In the next S102, the analysis unit 104 analyses the query, and creates a semantic symbol list. When the query is “An area search device that searches growing areas of farm products using cultivated areas on agriculture images,” the semantic symbol list can include “AGRICULTURE,” “IMAGE,” “AREA,” “FARM PRODUCTS,” “GROW,” “SEARCH,” “DEVICE,” etc.

Next, in S104, the retrieval key candidate creation unit 106 creates a combination that is constituted of two semantic symbols as a retrieval key candidate. When the query is “An area search device that searches growing areas of farm products using cultivated areas on agriculture images,” as illustrated in table 142 in FIG. 10, the examples of the retrieval key candidates can include (AGRICULTURE, AREA, *) (AGRICULTURE, FARM PRODUCTS, *) (IMAGE, AREA, *) (IMAGE, SEARCH, *) (GROW, DEVICE, *) (GROW, AREA, *) and (SEARCH, AREA, *).

In the next S106, the noise removal unit 108 resets a variable i. For example, i=0 is possible. The variable i is a variable that specifies the combination (retrieval key candidate) that is created in S104.

In the next S108, the noise removal unit 108 increases the variable i by 1.

In the next S110, the noise removal unit 108 determines with respect to the combination that corresponds to the current variable i, whether or not the IDF value of the semantic symbol is smaller than a predetermined number n, or whether or not the combination is a combination of specific parts of speech. Conditions may be related to some or all of the parts of speech, attribute, and IDF value of each semantic symbol, with respect to the combination that corresponds to the current variable i. For example, the following conditions can be included.

  • The part of speech of Node 1 or Node 2 is an auxiliary verb (“can” etc.).
  • The part of speech of Node 1 or Node 2 is an adverb.

◆ **DATA LINES**:

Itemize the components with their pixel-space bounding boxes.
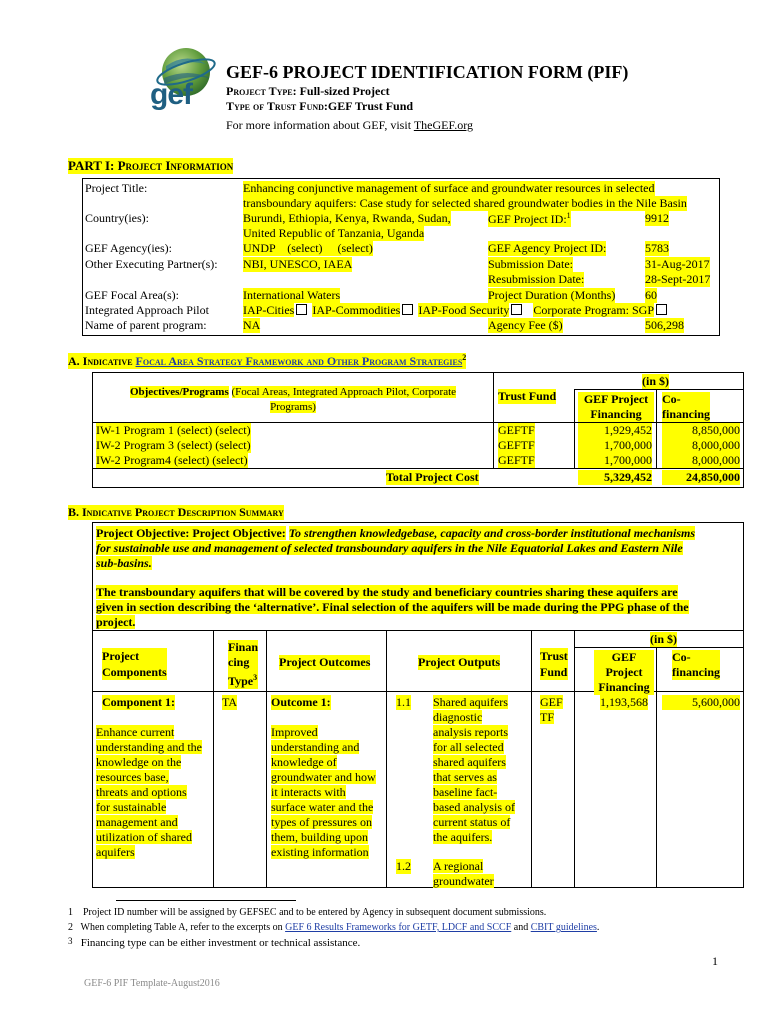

◆ **REQUIREMENTS**:
1) In the retrieval key excerpt:
(a) What does the analysis unit 104 create in S102?
(b) How many semantic symbols make up each retrieval key candidate in S104?
(c) What does the noise removal unit 108 do to the variable i in S108?
2) What is the variable i used for in steps S106 to S110 of the retrieval key excerpt? Answer in one to three sentences.
3) Resume the retrieval key excerpt from its last line.

◆ **ANSWER SET**:
1)
(a) A semantic symbol list.
(b) Two.
(c) It increases i by 1.

2) The variable i specifies the combination, or retrieval key candidate, created in S104. The noise removal unit 108 resets i in S106 (for example, to 0) and increases it by 1 in S108. In S110 it then checks the combination that corresponds to the current value of i.

3)
  • The parts of speech of both Node 1 and Node 2 are auxiliary verbs.
  • The parts of speech of both Node 1 and Node 2 are adverbs.
  • The parts of speech of both Node 1 and Node 2 are adjectives.
  • The part of speech of one node is an adverb, and the part of speech of the other node is a noun.
  • The part of speech of one node is an adverb, and the part of speech of the other node is an adjective.
  • The part of speech of one node is an adjective, and the part of speech of the other node is a verb.
  • The IDF value of Node 1 or Node 2 is not more than a predetermined value (for example, 1.2).
  • Both the IDF values of Node 1 and Node 2 are not more than a predetermined value (for example, 2.5).
  • The attribute of Node 1 or Node 2 is an action, and the attribute of the other is an action.
  • The part of speech of Node 1 is a noun and the IDF value thereof is not more than a first value (for example, 2.5), and the part of speech of Node 2 is a verb and the IDF value thereof is not more than a second value (for example, 4).

When the result of determination in S110 is “YES,” that is, with respect to the combination that corresponds to the current variable i, when the IDF value of the semantic symbol is smaller than the predetermined number n, or the combination is a combination of specific parts of speech, processing proceeds to S112. When the result of determination in S110 is “NO,” that is, with respect to the combination that corresponds to the current variable i, when the IDF value of the semantic symbol is not smaller than the predetermined number n, and the combination is not a combination of the specific parts of speech, processing proceeds to S114.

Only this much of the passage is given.